*Source*:

┄┄┄┄┄┄┄┄┄┄

By Carmen Marti
Entire contents copyright ©2012 Carmen Marti. All rights reserved.
When Artebella Daily, a website devoted to showcasing Louisville visual artists, launched just more than a month ago, artist Suzi Zimmerer signed up to receive the daily email once a week – who needs more messages Monday through Friday?
But next thing she knew, Zimmerer “wanted [Artebella] every day,” she says. “I find it really fun. I’m having a terrific time reading everyone’s profile and seeing their work.”
That’s the point, says Shannon Westerman, executive director of the Louisville Visual Art Association, which sponsors the site [Artebelladaily.com]. “LVAA is very much a grass roots, artist-driven organization.” When former board member Meg Higgins suggested the Artebella concept, it matched the organization’s goals. “We were looking for a progressive, cutting-edge way to use the potential of technology to help increase the visibility of local artists,” he says. “We have a bevy of creative artists in Louisville, and we wanted to promote that to our city as well as to the world.”
|Artebella Artist and collector Jacque Parsley with her husband Dr. Robert Sollinger.
And, if a viewer wants to buy a piece of art, all the better. Just ask Jacque Parsley. A long-time Louisville artist, member of LVAA and artist on Artebella, Parsley had been thinking of the site as “an easy way to see the new work of established artists and the work of young emerging artists in the comfort of my home,” she says. But when Kelly Rains’s mixed media painting popped up on day two of the website’s existence, Parsley “saw it, loved it, and called them up,” she recalls. (Actually, she emailed and a representative from Artebella called her.) “I don’t know how I’ll react when I see the real thing, but I thought it had good color and good composition. It looked well constructed…. I gave them my Visa card.”
Parsley and her husband have collected art together for 15 years; she’s been collecting since the 1970s. They are not afraid to buy artwork off the web. “One of our favorite pieces we got over the Internet and we’ve loved it,” says Parsley.
|Carlos Gamez de Francisco – French Radical Fashion VI in 1789.
Selling art over the Internet is a way of life for Carlos Gamez de Francisco, another artist represented on Artebella. While he is represented by galleries across the country, Gamez de Francisco says, “I like to have art on web sites. I try to use the Internet a lot to promote my work.” He also likes Artebella because it means he sees art even when he’s too busy making it to go to the galleries. “When you make art, you want to see what other people are doing,” he says. “Now I’m closer to knowing what’s out there.”
This is true for more than just working artists holed up in their studios. Westerman says Artebella has the potential to “change how Louisville views visual art and how the world views Louisville artists. This is a contemporary way to view art. It’s not an online gallery. Ninety-nine percent of online galleries fail. That’s not our objective. We want to be sustainable.”
Toward that end, Westerman spent three years developing the Artebella concept and mapping a phased approach to its rollout. In phase one, the focus is Louisville artists. To join the site, locals must be members of LVAA ($40/year, with scholarship money increasingly available) and submit their portfolios for consideration by a panel of arts professionals. “We want it to be inclusive, but also to maintain a high standard of quality,” Westerman says. If an artist isn’t initially accepted, they are encouraged to try again. “We may even offer critiques,” he says. “This can be an education tool for artists as well.”

┄┄┄┄┄┄┄┄┄┄

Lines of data
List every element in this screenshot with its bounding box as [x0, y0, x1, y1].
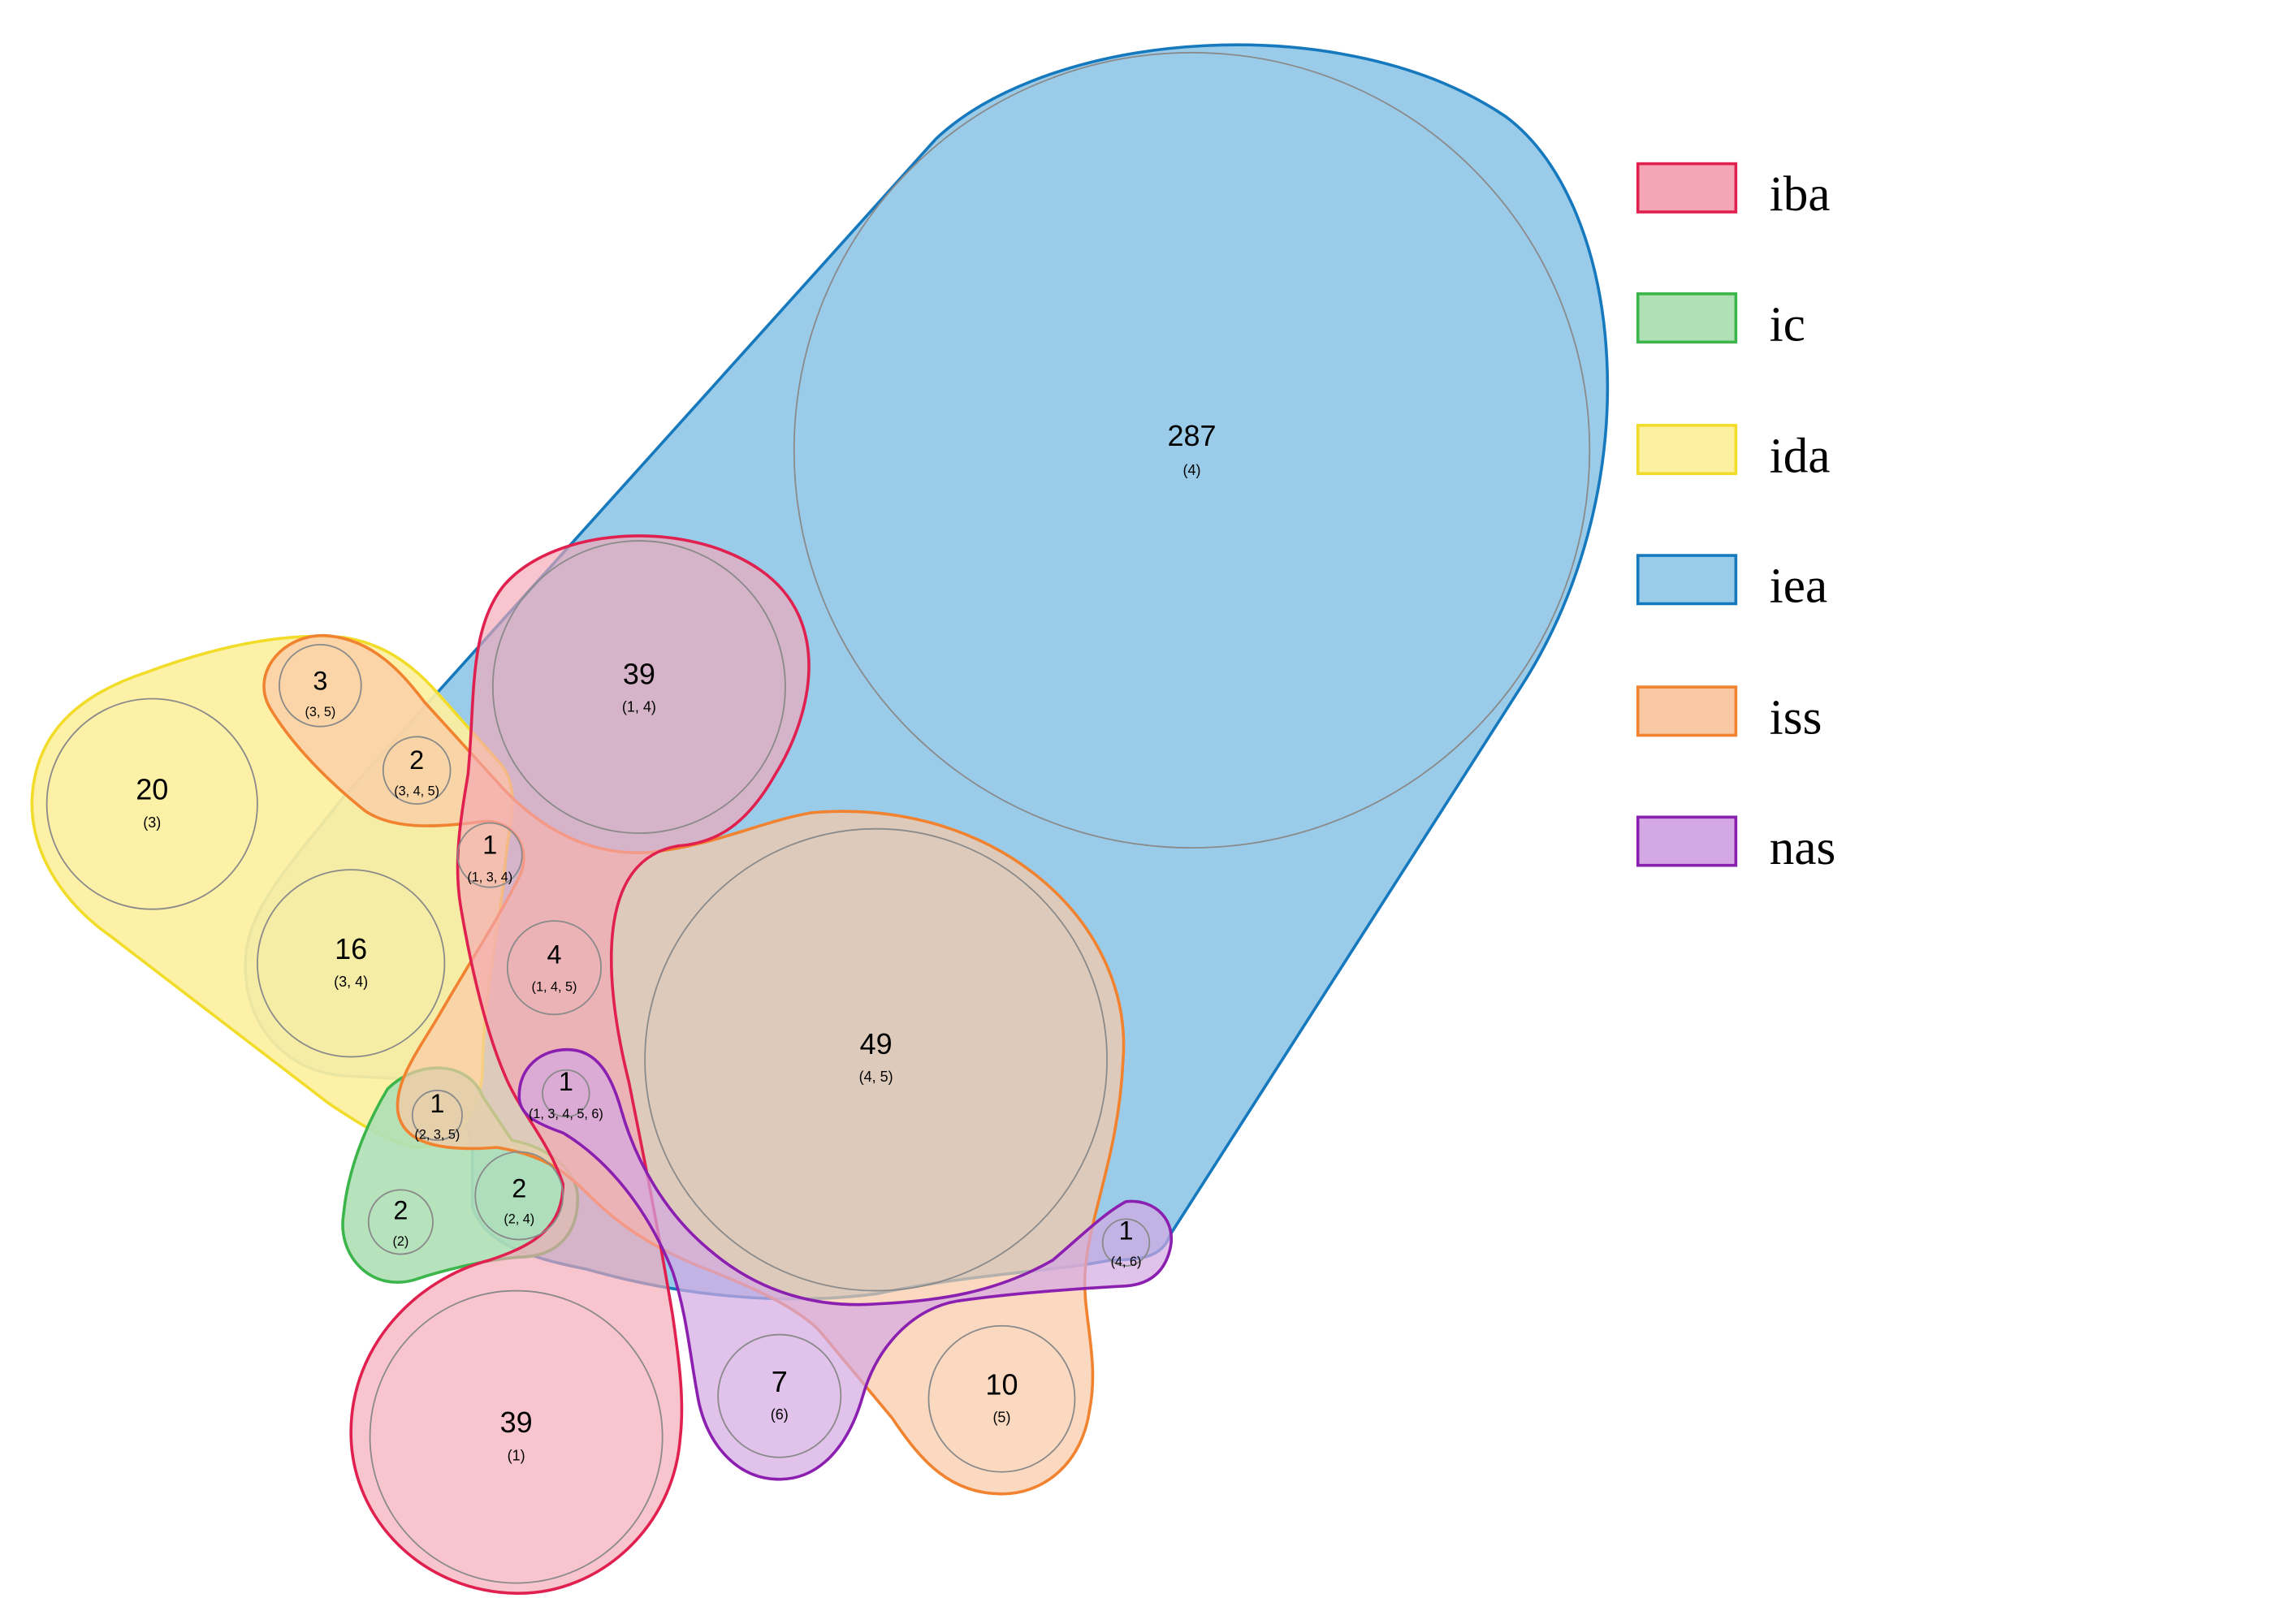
- region-label: 1 (4, 6): [1111, 1216, 1142, 1269]
- legend-swatch: [1636, 292, 1738, 344]
- legend-swatch: [1636, 162, 1738, 214]
- legend-swatch: [1636, 815, 1738, 867]
- region-sets: (1, 4, 5): [532, 980, 577, 995]
- region-circle-4: [793, 51, 1591, 849]
- region-label: 2 (2, 4): [504, 1173, 534, 1226]
- region-circle-134: [456, 822, 523, 888]
- region-sets: (1, 3, 4): [467, 870, 512, 885]
- legend-label: ic: [1770, 296, 1805, 352]
- legend-swatch: [1636, 685, 1738, 737]
- legend-label: iba: [1770, 166, 1831, 222]
- region-label: 287 (4): [1167, 419, 1216, 478]
- region-label: 2 (3, 4, 5): [394, 745, 439, 798]
- region-sets: (2): [392, 1234, 409, 1249]
- legend-item: iba: [1636, 162, 1831, 222]
- region-label: 7(6): [771, 1365, 789, 1423]
- region-circle-46: [1101, 1218, 1151, 1267]
- region-sets: (1, 3, 4, 5, 6): [529, 1107, 603, 1121]
- region-label: 4 (1, 4, 5): [532, 939, 577, 994]
- legend-swatch: [1636, 424, 1738, 476]
- region-circle-24: [474, 1151, 564, 1241]
- region-sets: (3, 4, 5): [394, 784, 439, 798]
- region-sets: (5): [992, 1410, 1010, 1426]
- region-label: 39 (1, 4): [622, 657, 656, 715]
- region-sets: (2, 4): [504, 1212, 534, 1227]
- region-count: 1: [430, 1089, 444, 1118]
- region-sets: (3): [143, 814, 161, 831]
- legend-label: nas: [1770, 820, 1836, 875]
- region-count: 16: [335, 932, 367, 965]
- region-sets: (3, 4): [334, 974, 368, 990]
- legend-label: iss: [1770, 690, 1822, 745]
- region-circle-34: [257, 869, 446, 1058]
- region-circle-1: [369, 1289, 664, 1584]
- region-circle-6: [717, 1333, 842, 1458]
- region-sets: (1): [508, 1447, 525, 1463]
- region-count: 2: [409, 745, 424, 775]
- region-count: 39: [500, 1406, 533, 1439]
- region-count: 39: [623, 657, 655, 690]
- region-count: 4: [547, 939, 561, 969]
- legend-item: ic: [1636, 292, 1805, 352]
- region-count: 287: [1167, 419, 1216, 452]
- region-count: 3: [313, 667, 327, 696]
- region-label: 1 (1, 3, 4, 5, 6): [529, 1067, 603, 1121]
- legend: iba ic ida iea iss nas: [1636, 162, 1836, 875]
- region-label: 1 (1, 3, 4): [467, 830, 512, 884]
- region-circle-3: [45, 698, 258, 910]
- region-sets: (4, 6): [1111, 1255, 1142, 1269]
- region-label: 1 (2, 3, 5): [414, 1089, 460, 1142]
- region-label: 10 (5): [985, 1367, 1018, 1425]
- region-circle-5: [927, 1324, 1076, 1473]
- region-circle-35: [279, 643, 362, 728]
- region-label: 16 (3, 4): [334, 932, 368, 990]
- legend-item: iss: [1636, 685, 1822, 745]
- region-circle-345: [382, 736, 452, 805]
- region-sets: (4): [1183, 462, 1201, 478]
- region-sets: (1, 4): [622, 699, 656, 715]
- legend-item: ida: [1636, 424, 1831, 483]
- legend-label: ida: [1770, 428, 1831, 483]
- region-count: 1: [482, 830, 497, 859]
- legend-swatch: [1636, 554, 1738, 606]
- region-sets: (6): [771, 1406, 789, 1423]
- region-circle-145: [506, 920, 602, 1016]
- region-count: 2: [512, 1173, 526, 1203]
- set-blobs: [30, 43, 1610, 1595]
- region-count: 7: [772, 1365, 788, 1398]
- region-circle-2: [367, 1189, 434, 1255]
- region-label: 39 (1): [500, 1406, 533, 1463]
- region-label: 3 (3, 5): [305, 667, 335, 719]
- region-circle-13456: [542, 1069, 590, 1118]
- region-circle-45: [644, 827, 1108, 1292]
- region-sets: (3, 5): [305, 705, 335, 719]
- region-count: 49: [860, 1027, 893, 1060]
- region-count: 1: [559, 1067, 573, 1096]
- region-circles: [45, 51, 1591, 1584]
- region-labels: 287(4) 39(1, 4) 3(3, 5) 2(3, 4, 5) 20(3)…: [136, 419, 1216, 1463]
- legend-item: nas: [1636, 815, 1836, 875]
- region-count: 2: [393, 1195, 408, 1224]
- region-sets: (2, 3, 5): [414, 1127, 460, 1142]
- region-label: 2 (2): [392, 1195, 409, 1248]
- region-circle-14: [491, 540, 786, 835]
- region-count: 1: [1118, 1216, 1133, 1246]
- region-count: 20: [136, 773, 168, 806]
- region-label: 49 (4, 5): [859, 1027, 893, 1085]
- region-count: 10: [985, 1367, 1018, 1401]
- region-sets: (4, 5): [859, 1069, 893, 1085]
- legend-item: iea: [1636, 554, 1827, 614]
- region-circle-235: [411, 1090, 463, 1142]
- set-blob-nas: [517, 1047, 1173, 1481]
- region-label: 20(3): [136, 773, 168, 831]
- legend-label: iea: [1770, 559, 1827, 614]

┄┄┄┄┄┄┄┄┄┄

*Exercise tasks*:
1 > Answer these questions using the Artebella article:
(a) For how many years have Parsley and her husband collected art together?
(b) What is the yearly cost of LVAA membership?
(c) How long did Westerman spend developing the Artebella concept?
2 > Name every person in the Artebella article, including the byline.

*Replies*:
1 >
(a) 15 years
(b) $40
(c) Three years

2 > Carmen Marti, Suzi Zimmerer, Shannon Westerman, Meg Higgins, Jacque Parsley, Dr. Robert Sollinger, Kelly Rains, Carlos Gamez de Francisco